_TEXTAUSZUG_
★ ★ ★

Unterstelle man, dass sich an der günstigen Bewertung zunächst nichts ändere, gehe aber davon aus, dass die Unternehmensgewinne im nächsten Jahr um 10 % statt um 4 % zulegen, lasse sich daraus ein höheres DAX-Ziel zum Jahresende von 17.000 Punkten statt wie bisher von 16.500 Punkte ableiten. Die Analysten gehen allerdings davon aus, dass erst nach der Bundestagswahl und in Abhängigkeit von der Dauer einer Regierungsbildung sowie der neuen Regierungskonstellation der Knoten platzen könnte und Anleger bereit seien, die besseren Konjunktur- und Gewinnaussichten mit höheren Kursen zu honorieren.
Auch für den Euro Stoxx 50 bzw. den Stoxx 50 steigen die Kursziele
Die wirtschaftlichen Perspektiven für den Euroraum bezeichnet M.M.Warburg als weiterhin robust. Die täglichen Corona-Neuinfektionen seien von gut 93.000 Fällen per Ende Juli auf zuletzt unter 70.000 Fälle gesunken, und auch die Zahl der Covid-19- Todesfälle sei vergleichsweise gering geblieben. Für den Euro Stoxx 50 hält man zum Jahresende 4.500 Punkte für realistisch (bisher 4.350 Punkte), für den Stoxx 50 erhöht man das Jahresendziel von 3.550 auf 3.800 Punkte. Im Unterschied zum DAX seien beide Stoxx-Indizes höher bewertet (Euro Stoxx 50-KGV: 17,2, Stoxx 50-KGV: 16,3), dafür wiesen beide höhere Gewinnerwartungen für 2022 auf (Euro Stoxx 50: +8,9 %, Stoxx 50: +6,2 %). Kombiniere man etwas niedrigere Bewertungen mit etwas höheren Gewinnen, ergäben sich die neuen Kursziele. Zu bedenken gibt man auch, dass die erwarteten Gewinne im Euro Stoxx 50 bzw. Stoxx 50 immer noch rund 30 % unter den historischen Höchstwerten aus dem Jahr 2007 liegen, während die prognostizierten DAX-Gewinne so hoch seien wie niemals zuvor.

★ ★ ★

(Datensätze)
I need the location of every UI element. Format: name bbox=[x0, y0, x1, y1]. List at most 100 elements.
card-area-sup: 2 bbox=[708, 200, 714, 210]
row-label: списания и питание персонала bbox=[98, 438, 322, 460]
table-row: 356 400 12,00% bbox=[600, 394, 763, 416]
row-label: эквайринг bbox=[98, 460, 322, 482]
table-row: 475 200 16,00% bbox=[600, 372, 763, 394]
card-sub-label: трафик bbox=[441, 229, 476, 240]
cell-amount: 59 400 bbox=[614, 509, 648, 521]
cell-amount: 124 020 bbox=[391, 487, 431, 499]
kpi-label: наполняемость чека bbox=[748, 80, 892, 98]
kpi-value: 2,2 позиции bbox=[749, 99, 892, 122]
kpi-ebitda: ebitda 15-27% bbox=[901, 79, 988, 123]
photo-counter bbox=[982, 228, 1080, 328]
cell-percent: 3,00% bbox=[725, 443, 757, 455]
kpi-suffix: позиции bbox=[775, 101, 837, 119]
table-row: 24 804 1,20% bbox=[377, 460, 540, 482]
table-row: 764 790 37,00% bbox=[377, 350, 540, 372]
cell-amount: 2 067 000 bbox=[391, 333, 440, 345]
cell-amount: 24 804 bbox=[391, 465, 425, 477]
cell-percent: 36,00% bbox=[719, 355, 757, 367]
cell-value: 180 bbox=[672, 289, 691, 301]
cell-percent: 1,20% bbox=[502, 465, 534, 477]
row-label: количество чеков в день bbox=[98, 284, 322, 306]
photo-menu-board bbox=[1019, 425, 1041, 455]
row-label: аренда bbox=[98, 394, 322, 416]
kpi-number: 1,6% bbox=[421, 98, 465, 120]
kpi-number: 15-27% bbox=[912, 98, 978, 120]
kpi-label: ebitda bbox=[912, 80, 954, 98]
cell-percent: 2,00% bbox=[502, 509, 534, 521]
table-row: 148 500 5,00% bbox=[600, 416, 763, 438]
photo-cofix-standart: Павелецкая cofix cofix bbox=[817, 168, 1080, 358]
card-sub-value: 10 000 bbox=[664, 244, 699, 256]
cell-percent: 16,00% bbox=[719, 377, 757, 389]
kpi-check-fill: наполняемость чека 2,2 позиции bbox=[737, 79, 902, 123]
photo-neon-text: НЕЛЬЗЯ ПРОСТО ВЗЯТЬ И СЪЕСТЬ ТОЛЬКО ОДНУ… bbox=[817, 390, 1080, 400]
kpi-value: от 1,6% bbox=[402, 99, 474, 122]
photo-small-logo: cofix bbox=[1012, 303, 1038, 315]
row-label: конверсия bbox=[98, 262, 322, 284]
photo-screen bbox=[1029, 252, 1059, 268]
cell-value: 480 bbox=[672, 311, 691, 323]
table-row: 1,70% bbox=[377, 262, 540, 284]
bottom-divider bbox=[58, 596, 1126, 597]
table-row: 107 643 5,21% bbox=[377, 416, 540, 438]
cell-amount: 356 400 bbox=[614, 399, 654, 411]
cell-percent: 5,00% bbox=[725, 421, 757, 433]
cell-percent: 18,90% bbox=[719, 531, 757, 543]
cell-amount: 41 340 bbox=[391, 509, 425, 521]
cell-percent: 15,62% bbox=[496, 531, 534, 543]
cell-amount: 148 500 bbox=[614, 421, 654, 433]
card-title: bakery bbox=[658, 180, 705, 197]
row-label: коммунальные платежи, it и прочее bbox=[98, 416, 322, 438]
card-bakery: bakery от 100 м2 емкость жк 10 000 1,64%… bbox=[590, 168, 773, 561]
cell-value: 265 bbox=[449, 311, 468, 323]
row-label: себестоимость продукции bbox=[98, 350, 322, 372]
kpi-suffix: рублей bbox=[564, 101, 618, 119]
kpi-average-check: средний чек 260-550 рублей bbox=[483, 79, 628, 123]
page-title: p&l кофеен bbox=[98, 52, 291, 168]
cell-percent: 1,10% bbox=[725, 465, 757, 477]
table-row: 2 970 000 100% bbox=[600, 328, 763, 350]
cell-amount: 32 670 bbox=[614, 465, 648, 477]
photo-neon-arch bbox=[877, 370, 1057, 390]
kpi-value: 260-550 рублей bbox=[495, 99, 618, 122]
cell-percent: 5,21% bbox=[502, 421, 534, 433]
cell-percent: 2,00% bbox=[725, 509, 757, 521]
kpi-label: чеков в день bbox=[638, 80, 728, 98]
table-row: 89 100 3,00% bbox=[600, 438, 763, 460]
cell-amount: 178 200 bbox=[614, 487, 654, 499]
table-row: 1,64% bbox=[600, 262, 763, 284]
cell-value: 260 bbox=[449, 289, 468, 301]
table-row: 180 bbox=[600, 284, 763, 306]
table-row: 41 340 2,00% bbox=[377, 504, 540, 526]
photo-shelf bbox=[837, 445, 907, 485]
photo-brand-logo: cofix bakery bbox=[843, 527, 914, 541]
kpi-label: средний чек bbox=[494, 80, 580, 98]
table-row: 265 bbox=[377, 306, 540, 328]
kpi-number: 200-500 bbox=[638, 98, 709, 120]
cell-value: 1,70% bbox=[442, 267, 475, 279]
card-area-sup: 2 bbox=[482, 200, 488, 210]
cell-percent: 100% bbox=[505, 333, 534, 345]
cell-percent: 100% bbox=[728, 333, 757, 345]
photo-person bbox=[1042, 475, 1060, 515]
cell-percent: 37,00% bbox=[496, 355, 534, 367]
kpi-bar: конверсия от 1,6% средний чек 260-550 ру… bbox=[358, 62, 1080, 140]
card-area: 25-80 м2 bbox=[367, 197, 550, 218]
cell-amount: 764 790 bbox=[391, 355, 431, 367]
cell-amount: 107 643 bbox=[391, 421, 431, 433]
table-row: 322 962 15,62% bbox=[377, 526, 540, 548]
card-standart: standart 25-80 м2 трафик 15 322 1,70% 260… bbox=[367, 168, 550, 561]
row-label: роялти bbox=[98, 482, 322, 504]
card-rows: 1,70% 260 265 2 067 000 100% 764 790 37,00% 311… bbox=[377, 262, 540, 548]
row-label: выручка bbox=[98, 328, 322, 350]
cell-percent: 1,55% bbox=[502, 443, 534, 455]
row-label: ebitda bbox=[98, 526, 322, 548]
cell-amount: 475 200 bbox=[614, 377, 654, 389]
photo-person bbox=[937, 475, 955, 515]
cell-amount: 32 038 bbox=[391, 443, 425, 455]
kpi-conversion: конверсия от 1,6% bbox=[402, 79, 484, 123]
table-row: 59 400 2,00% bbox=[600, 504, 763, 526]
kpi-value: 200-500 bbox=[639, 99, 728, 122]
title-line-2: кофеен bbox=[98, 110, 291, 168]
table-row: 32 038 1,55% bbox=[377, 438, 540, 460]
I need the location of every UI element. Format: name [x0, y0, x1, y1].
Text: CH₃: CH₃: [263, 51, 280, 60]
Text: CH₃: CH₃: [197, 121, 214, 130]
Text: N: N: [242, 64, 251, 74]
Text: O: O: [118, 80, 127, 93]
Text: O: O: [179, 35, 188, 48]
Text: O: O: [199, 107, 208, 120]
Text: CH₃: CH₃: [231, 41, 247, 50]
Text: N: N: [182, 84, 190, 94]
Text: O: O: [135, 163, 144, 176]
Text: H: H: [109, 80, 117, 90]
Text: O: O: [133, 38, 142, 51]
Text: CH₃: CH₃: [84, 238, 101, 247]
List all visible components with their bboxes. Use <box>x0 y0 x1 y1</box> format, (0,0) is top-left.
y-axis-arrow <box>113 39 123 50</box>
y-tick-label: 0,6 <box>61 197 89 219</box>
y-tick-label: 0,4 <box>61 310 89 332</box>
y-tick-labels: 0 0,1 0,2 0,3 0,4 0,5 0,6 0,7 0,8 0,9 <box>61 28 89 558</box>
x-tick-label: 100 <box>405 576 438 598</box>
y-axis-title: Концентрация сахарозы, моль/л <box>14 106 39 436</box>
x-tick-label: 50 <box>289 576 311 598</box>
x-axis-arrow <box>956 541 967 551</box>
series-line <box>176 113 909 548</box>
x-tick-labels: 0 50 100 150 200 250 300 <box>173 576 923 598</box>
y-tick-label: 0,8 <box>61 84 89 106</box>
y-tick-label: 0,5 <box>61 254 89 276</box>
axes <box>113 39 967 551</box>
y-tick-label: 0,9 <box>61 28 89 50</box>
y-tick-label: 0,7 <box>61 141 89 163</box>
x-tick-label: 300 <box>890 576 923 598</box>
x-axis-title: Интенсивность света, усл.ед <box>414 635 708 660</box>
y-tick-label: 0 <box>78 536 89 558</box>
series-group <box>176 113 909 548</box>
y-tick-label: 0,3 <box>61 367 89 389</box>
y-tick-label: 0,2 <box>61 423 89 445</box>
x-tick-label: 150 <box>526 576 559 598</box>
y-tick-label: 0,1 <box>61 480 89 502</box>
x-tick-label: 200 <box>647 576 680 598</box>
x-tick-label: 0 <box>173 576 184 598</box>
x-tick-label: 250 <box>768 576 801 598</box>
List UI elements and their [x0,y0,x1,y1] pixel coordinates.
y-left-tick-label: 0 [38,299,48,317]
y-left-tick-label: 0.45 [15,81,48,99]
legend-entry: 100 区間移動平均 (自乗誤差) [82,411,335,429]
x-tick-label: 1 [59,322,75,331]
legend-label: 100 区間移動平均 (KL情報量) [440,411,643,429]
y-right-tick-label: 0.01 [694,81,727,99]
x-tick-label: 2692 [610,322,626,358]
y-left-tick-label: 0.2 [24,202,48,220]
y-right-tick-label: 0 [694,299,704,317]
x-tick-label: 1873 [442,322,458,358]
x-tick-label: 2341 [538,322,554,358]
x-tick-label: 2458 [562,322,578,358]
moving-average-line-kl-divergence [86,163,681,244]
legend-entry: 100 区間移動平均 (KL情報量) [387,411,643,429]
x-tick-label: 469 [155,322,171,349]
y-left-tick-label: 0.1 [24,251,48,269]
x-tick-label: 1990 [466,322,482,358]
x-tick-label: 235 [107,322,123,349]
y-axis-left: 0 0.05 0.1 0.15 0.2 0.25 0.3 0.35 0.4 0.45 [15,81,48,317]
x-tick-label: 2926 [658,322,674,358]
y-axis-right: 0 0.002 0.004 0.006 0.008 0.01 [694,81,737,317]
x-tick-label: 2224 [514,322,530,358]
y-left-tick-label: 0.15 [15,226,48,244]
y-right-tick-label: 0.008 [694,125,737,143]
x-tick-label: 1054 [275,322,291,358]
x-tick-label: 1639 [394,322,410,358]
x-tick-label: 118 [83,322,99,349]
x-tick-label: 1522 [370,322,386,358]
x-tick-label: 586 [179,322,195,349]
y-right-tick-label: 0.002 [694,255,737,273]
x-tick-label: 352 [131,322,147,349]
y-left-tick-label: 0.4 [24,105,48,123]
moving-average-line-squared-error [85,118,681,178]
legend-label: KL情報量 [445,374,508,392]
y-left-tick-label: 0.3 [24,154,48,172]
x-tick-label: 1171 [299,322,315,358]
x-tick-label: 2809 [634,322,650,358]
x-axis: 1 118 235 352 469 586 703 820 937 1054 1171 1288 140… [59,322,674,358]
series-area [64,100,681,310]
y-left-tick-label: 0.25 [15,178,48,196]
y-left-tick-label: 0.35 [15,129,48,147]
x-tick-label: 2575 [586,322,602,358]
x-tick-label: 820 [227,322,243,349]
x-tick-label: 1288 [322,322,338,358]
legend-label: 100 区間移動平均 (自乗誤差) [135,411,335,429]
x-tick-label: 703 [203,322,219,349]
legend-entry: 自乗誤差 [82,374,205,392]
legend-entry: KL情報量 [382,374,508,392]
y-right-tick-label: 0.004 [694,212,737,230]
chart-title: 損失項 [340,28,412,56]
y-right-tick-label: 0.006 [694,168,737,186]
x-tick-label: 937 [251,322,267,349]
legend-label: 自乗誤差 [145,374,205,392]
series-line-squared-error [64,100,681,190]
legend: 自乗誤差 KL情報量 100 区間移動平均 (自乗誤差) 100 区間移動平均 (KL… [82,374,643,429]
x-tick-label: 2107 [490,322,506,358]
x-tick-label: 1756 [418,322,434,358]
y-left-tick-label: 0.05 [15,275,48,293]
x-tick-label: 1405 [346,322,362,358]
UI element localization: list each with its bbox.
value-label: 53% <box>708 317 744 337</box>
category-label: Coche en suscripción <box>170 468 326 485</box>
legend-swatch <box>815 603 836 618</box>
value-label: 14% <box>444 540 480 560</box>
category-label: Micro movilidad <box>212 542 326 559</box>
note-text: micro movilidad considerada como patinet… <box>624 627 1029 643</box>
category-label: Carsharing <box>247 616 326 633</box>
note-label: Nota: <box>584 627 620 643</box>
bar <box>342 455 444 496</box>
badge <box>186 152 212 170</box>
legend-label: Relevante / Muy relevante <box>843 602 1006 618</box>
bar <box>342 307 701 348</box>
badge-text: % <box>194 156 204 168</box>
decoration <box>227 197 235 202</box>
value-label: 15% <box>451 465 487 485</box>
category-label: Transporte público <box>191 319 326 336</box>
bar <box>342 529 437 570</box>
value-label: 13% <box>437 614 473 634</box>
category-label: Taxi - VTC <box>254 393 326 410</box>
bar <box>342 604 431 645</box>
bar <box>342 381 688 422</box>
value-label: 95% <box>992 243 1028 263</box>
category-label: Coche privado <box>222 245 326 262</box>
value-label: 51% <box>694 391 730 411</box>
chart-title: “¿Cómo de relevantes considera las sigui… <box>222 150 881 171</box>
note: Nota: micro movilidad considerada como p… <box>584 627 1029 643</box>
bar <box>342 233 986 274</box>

★ ★ ★

_AUFGABENSTELLUNG_
Bitte führen Sie den Text über die Kursziele für DAX und Stoxx-Indizes im Anschluss an seinen letzten Satz weiter.

_ERGEBNIS_
Fairer Wert beim S&P 500 Index steigt auf 4.800 Punkte zum Jahresende
Auch für den S&P 500 hat M.M.Warbug das bisherige Kursziel überarbeitet. Die US-Wirtschaft sei im ersten Halbjahr sehr stark gewachsen, doch seien zuletzt dunklere Wolken am Konjunkturhorizont aufgezogen, da der Anstieg der Corona-Zahlen verunsichere. Der jüngste Arbeitsmarktbericht sei überraschend schwach ausgefallen, die Konsumentenstimmung habe sich verschlechtert und die Einzelhandelsumsätze hätten den Rückwärtsgang eingelegt. Allerdings sei Schwarzmalerei nicht angebracht. Insbesondere wenn man auf den in der Vergangenheit meist verlässlichen "Weekly Economic Index" der New Yorker Fed blicke. Im Moment signalisiere dieser eine Wachstumsrate von knapp 8 % gegenüber dem Vorjahr und somit auch ein ordentliches Quartalswachstum.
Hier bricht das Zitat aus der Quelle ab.